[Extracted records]
* * *
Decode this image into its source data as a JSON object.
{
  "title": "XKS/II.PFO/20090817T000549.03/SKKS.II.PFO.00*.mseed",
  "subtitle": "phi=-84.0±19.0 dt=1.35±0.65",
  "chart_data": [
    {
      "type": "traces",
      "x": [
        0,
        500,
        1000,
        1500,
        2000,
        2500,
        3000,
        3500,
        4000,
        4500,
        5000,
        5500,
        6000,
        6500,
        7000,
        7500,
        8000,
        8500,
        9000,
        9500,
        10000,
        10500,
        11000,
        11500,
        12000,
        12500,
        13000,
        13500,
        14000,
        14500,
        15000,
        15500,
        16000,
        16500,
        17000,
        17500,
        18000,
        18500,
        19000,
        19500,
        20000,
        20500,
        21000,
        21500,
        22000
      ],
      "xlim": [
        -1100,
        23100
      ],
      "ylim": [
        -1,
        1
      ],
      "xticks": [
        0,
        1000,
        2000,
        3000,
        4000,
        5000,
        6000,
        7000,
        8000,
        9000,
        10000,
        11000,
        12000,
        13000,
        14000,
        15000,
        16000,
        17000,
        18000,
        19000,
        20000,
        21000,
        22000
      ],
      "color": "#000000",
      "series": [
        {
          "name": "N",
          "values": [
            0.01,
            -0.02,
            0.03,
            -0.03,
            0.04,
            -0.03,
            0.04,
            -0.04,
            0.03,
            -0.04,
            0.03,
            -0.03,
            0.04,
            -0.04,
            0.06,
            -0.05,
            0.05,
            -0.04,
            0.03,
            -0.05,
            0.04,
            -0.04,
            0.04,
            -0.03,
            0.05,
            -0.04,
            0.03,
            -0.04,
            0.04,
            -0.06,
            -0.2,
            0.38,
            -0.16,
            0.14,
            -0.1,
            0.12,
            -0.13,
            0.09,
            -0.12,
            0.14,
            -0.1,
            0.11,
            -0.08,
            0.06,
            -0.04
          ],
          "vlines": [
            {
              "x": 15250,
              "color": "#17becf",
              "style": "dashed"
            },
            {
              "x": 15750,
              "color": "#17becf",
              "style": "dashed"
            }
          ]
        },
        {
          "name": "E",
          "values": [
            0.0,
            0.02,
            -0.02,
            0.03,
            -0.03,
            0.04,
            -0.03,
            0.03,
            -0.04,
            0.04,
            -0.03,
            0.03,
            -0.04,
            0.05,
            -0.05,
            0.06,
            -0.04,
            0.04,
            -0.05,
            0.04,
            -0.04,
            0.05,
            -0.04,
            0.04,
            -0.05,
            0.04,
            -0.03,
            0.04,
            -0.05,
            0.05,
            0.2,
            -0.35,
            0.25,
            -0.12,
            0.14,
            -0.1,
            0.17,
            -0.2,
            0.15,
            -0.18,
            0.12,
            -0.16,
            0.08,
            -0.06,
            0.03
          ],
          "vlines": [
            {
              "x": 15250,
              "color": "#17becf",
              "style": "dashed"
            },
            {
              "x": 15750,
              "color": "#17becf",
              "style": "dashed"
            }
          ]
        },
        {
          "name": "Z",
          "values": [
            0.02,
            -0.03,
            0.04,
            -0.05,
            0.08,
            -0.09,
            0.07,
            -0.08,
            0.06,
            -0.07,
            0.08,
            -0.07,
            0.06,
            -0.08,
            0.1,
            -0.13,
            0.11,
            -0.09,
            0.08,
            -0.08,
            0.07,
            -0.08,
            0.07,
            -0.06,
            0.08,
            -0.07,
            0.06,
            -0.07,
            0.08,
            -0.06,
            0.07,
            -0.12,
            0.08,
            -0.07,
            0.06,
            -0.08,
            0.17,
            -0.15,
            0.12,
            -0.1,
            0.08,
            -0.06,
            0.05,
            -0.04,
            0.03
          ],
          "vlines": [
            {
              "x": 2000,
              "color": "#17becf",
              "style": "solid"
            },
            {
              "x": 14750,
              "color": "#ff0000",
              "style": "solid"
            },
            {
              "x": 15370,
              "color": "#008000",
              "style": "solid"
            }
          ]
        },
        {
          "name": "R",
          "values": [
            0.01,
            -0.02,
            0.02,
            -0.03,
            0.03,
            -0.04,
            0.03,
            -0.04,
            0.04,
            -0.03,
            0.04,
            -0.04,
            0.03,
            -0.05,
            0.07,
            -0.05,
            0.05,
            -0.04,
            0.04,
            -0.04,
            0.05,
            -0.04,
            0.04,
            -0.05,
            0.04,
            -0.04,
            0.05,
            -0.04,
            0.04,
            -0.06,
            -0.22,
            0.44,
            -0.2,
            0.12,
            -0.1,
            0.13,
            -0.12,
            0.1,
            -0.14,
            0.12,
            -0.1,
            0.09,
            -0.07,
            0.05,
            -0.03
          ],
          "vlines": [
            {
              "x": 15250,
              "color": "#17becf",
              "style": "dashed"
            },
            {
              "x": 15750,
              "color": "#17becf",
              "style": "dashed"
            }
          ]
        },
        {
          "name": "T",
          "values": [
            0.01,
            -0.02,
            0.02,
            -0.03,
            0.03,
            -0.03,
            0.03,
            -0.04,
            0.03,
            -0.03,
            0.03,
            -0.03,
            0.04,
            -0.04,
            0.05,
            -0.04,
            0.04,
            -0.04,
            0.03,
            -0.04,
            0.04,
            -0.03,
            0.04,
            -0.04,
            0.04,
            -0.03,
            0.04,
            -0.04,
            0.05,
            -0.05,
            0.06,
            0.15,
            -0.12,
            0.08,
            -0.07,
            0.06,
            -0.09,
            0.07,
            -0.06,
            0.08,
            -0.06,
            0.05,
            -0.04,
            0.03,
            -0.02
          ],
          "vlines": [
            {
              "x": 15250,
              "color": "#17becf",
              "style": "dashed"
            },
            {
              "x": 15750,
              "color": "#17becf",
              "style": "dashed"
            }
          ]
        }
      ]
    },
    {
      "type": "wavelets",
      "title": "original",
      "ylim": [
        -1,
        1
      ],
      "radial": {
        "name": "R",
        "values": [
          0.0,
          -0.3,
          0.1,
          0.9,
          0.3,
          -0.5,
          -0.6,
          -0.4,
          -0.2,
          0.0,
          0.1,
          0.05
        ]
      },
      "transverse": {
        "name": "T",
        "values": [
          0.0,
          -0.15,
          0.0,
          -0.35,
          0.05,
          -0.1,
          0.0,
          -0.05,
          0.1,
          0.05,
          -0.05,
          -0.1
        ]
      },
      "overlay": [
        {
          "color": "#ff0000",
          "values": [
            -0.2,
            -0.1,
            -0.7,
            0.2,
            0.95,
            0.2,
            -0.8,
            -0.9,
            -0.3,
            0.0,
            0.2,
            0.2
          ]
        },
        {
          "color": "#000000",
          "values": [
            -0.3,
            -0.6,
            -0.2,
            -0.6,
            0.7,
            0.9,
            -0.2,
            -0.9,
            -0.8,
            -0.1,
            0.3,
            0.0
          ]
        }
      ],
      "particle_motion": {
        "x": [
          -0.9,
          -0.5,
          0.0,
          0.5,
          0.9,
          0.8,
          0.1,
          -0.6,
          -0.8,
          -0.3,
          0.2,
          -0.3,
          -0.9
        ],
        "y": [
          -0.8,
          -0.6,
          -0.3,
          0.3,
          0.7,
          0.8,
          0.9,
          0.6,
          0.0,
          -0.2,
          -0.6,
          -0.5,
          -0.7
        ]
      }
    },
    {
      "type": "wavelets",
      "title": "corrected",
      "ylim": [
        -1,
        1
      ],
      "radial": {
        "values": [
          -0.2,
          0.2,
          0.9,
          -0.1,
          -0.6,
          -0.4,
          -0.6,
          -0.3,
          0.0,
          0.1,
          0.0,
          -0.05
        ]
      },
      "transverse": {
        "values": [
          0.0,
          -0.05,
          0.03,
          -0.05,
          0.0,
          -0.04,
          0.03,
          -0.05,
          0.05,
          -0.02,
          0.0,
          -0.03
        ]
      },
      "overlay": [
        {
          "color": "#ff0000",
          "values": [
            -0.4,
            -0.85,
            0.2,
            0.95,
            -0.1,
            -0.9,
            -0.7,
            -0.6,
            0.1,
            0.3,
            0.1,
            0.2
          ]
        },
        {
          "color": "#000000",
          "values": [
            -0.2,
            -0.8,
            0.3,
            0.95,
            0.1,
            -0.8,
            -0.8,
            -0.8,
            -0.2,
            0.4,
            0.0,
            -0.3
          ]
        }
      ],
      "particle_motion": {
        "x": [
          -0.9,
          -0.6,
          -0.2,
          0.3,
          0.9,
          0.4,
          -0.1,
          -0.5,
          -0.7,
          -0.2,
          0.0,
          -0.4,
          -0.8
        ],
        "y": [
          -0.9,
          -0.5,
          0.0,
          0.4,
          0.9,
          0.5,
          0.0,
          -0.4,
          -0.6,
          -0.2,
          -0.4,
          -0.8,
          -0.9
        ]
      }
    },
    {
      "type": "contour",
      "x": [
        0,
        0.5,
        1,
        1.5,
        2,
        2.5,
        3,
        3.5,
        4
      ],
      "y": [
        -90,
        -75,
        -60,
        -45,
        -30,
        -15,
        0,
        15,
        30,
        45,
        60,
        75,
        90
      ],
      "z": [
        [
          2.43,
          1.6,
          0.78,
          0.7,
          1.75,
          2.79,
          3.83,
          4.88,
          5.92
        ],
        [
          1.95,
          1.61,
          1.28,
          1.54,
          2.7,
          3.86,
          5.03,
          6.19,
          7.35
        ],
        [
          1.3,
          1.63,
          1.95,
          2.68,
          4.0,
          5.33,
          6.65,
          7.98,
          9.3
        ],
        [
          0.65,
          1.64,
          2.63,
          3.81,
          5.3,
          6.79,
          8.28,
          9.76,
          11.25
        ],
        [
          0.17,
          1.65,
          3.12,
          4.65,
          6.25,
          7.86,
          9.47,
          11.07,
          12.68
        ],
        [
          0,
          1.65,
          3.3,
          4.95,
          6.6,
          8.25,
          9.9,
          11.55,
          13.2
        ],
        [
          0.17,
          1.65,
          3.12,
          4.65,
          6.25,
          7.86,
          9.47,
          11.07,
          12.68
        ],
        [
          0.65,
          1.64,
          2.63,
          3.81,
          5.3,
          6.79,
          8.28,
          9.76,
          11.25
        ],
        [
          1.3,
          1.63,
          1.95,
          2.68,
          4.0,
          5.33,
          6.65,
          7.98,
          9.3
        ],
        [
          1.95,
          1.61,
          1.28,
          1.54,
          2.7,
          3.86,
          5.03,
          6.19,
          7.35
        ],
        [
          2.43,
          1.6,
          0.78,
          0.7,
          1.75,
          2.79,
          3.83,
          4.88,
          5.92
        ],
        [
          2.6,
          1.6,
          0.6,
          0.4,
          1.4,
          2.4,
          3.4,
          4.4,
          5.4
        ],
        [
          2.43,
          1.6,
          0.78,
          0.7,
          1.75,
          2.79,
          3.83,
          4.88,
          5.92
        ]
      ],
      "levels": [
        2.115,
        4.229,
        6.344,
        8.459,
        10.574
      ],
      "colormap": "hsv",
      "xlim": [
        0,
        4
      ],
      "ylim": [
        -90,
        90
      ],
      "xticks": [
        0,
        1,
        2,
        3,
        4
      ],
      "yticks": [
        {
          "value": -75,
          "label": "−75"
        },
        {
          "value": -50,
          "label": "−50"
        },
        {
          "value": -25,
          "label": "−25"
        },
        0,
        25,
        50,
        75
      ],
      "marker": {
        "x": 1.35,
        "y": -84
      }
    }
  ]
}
* * *
Of the lines above, how many include the word "name"? Reply with the number alone.

Full answer: 7